# WRITTEN PROBLEM
Please extract every line from the items below and copy each one word for word.
----- DATA EXCERPTS -----
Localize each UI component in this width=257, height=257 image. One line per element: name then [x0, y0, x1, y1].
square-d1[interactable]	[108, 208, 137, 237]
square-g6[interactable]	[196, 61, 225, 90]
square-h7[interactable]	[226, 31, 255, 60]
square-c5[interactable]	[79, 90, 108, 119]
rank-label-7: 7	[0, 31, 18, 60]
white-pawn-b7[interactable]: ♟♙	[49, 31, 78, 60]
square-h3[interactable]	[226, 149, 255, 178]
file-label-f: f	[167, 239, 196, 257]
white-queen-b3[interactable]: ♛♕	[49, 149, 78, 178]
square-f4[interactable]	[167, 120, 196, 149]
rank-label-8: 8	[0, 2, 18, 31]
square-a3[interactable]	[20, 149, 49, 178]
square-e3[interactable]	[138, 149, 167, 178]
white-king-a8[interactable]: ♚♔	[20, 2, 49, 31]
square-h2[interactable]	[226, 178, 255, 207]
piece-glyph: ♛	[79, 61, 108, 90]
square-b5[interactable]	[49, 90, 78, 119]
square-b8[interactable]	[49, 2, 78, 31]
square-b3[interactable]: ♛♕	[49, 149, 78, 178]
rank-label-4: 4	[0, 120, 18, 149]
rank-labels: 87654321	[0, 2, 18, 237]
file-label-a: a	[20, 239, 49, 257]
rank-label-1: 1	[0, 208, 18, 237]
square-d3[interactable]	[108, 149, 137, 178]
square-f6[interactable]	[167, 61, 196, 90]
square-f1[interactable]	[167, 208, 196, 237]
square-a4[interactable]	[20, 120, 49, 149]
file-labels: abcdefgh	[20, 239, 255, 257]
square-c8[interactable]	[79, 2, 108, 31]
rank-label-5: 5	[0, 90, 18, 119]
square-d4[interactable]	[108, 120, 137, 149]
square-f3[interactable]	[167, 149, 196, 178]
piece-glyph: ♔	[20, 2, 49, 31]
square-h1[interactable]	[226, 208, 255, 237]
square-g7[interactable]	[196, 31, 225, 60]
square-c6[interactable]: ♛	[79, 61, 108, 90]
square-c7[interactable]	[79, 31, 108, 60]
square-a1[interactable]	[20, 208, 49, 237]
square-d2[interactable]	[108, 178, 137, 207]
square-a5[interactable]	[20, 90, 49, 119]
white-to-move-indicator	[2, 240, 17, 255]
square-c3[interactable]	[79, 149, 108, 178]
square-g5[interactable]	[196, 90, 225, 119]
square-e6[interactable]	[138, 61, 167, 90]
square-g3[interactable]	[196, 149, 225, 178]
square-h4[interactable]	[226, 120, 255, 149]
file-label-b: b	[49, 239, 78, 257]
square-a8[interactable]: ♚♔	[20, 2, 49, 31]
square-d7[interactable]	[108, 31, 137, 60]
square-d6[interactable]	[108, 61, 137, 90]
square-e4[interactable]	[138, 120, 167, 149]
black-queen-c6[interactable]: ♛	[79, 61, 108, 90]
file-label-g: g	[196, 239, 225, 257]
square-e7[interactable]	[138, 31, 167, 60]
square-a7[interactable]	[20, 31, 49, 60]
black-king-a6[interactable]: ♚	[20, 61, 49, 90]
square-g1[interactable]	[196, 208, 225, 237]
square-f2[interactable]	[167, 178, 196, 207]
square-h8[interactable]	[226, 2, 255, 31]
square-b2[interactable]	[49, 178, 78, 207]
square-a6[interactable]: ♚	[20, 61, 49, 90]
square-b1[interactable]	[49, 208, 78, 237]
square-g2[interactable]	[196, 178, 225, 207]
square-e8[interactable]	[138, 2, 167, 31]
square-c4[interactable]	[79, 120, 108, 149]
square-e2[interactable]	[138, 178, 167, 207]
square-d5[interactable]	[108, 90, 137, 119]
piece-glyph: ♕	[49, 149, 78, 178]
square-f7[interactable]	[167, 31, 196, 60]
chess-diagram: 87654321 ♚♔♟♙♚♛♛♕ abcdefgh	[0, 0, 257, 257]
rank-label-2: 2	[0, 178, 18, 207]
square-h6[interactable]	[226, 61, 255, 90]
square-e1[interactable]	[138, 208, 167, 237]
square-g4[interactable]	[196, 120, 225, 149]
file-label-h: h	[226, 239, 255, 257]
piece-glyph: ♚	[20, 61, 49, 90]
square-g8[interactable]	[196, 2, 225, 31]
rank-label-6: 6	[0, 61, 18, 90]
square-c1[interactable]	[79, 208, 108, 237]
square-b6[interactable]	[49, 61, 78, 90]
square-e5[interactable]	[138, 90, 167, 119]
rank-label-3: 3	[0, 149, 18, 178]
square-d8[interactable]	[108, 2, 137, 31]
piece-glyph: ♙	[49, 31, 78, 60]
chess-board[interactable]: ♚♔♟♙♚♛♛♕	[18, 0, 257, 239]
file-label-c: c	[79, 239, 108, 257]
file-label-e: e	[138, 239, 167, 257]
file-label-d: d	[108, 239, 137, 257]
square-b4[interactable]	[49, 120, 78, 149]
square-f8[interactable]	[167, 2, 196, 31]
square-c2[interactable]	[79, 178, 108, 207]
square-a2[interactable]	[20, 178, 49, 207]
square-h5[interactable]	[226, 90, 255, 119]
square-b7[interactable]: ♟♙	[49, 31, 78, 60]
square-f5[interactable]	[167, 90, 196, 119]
-----
# SOLUTION FOR THIS EXERCISE
Localize each UI component in this width=257, height=257 image. One line per element: name then [x0, y0, x1, y1].
square-d1[interactable]	[108, 208, 137, 237]
square-g6[interactable]	[196, 61, 225, 90]
square-h7[interactable]	[226, 31, 255, 60]
square-c5[interactable]	[79, 90, 108, 119]
rank-label-7: 7	[0, 31, 18, 60]
white-pawn-b7[interactable]: ♟♙	[49, 31, 78, 60]
square-h3[interactable]	[226, 149, 255, 178]
file-label-f: f	[167, 239, 196, 257]
white-queen-b3[interactable]: ♛♕	[49, 149, 78, 178]
square-f4[interactable]	[167, 120, 196, 149]
rank-label-8: 8	[0, 2, 18, 31]
square-a3[interactable]	[20, 149, 49, 178]
square-e3[interactable]	[138, 149, 167, 178]
white-king-a8[interactable]: ♚♔	[20, 2, 49, 31]
square-h2[interactable]	[226, 178, 255, 207]
piece-glyph: ♛	[79, 61, 108, 90]
square-b5[interactable]	[49, 90, 78, 119]
square-b8[interactable]	[49, 2, 78, 31]
square-b3[interactable]: ♛♕	[49, 149, 78, 178]
rank-label-4: 4	[0, 120, 18, 149]
rank-labels: 87654321	[0, 2, 18, 237]
file-label-a: a	[20, 239, 49, 257]
rank-label-1: 1	[0, 208, 18, 237]
square-d3[interactable]	[108, 149, 137, 178]
square-f6[interactable]	[167, 61, 196, 90]
square-f1[interactable]	[167, 208, 196, 237]
square-a4[interactable]	[20, 120, 49, 149]
file-labels: abcdefgh	[20, 239, 255, 257]
square-c8[interactable]	[79, 2, 108, 31]
rank-label-5: 5	[0, 90, 18, 119]
square-d4[interactable]	[108, 120, 137, 149]
square-f3[interactable]	[167, 149, 196, 178]
piece-glyph: ♔	[20, 2, 49, 31]
square-h1[interactable]	[226, 208, 255, 237]
square-g7[interactable]	[196, 31, 225, 60]
square-c6[interactable]: ♛	[79, 61, 108, 90]
square-c7[interactable]	[79, 31, 108, 60]
square-a1[interactable]	[20, 208, 49, 237]
square-d2[interactable]	[108, 178, 137, 207]
square-a5[interactable]	[20, 90, 49, 119]
white-to-move-indicator	[2, 240, 17, 255]
square-c3[interactable]	[79, 149, 108, 178]
square-g5[interactable]	[196, 90, 225, 119]
square-e6[interactable]	[138, 61, 167, 90]
square-g3[interactable]	[196, 149, 225, 178]
square-h4[interactable]	[226, 120, 255, 149]
file-label-b: b	[49, 239, 78, 257]
square-a8[interactable]: ♚♔	[20, 2, 49, 31]
square-d7[interactable]	[108, 31, 137, 60]
square-d6[interactable]	[108, 61, 137, 90]
square-e4[interactable]	[138, 120, 167, 149]
black-queen-c6[interactable]: ♛	[79, 61, 108, 90]
file-label-g: g	[196, 239, 225, 257]
square-e7[interactable]	[138, 31, 167, 60]
square-a7[interactable]	[20, 31, 49, 60]
black-king-a6[interactable]: ♚	[20, 61, 49, 90]
square-g1[interactable]	[196, 208, 225, 237]
square-f2[interactable]	[167, 178, 196, 207]
square-h8[interactable]	[226, 2, 255, 31]
square-b2[interactable]	[49, 178, 78, 207]
square-a6[interactable]: ♚	[20, 61, 49, 90]
square-b1[interactable]	[49, 208, 78, 237]
square-g2[interactable]	[196, 178, 225, 207]
square-e8[interactable]	[138, 2, 167, 31]
square-c4[interactable]	[79, 120, 108, 149]
square-e2[interactable]	[138, 178, 167, 207]
square-d5[interactable]	[108, 90, 137, 119]
piece-glyph: ♕	[49, 149, 78, 178]
square-f7[interactable]	[167, 31, 196, 60]
chess-diagram: 87654321 ♚♔♟♙♚♛♛♕ abcdefgh	[0, 0, 257, 257]
rank-label-2: 2	[0, 178, 18, 207]
square-h6[interactable]	[226, 61, 255, 90]
square-e1[interactable]	[138, 208, 167, 237]
square-g4[interactable]	[196, 120, 225, 149]
file-label-h: h	[226, 239, 255, 257]
piece-glyph: ♚	[20, 61, 49, 90]
square-g8[interactable]	[196, 2, 225, 31]
rank-label-6: 6	[0, 61, 18, 90]
square-c1[interactable]	[79, 208, 108, 237]
square-b6[interactable]	[49, 61, 78, 90]
square-e5[interactable]	[138, 90, 167, 119]
rank-label-3: 3	[0, 149, 18, 178]
square-d8[interactable]	[108, 2, 137, 31]
piece-glyph: ♙	[49, 31, 78, 60]
chess-board[interactable]: ♚♔♟♙♚♛♛♕	[18, 0, 257, 239]
file-label-c: c	[79, 239, 108, 257]
file-label-e: e	[138, 239, 167, 257]
file-label-d: d	[108, 239, 137, 257]
square-b4[interactable]	[49, 120, 78, 149]
square-f8[interactable]	[167, 2, 196, 31]
square-c2[interactable]	[79, 178, 108, 207]
square-a2[interactable]	[20, 178, 49, 207]
square-h5[interactable]	[226, 90, 255, 119]
square-b7[interactable]: ♟♙	[49, 31, 78, 60]
square-f5[interactable]	[167, 90, 196, 119]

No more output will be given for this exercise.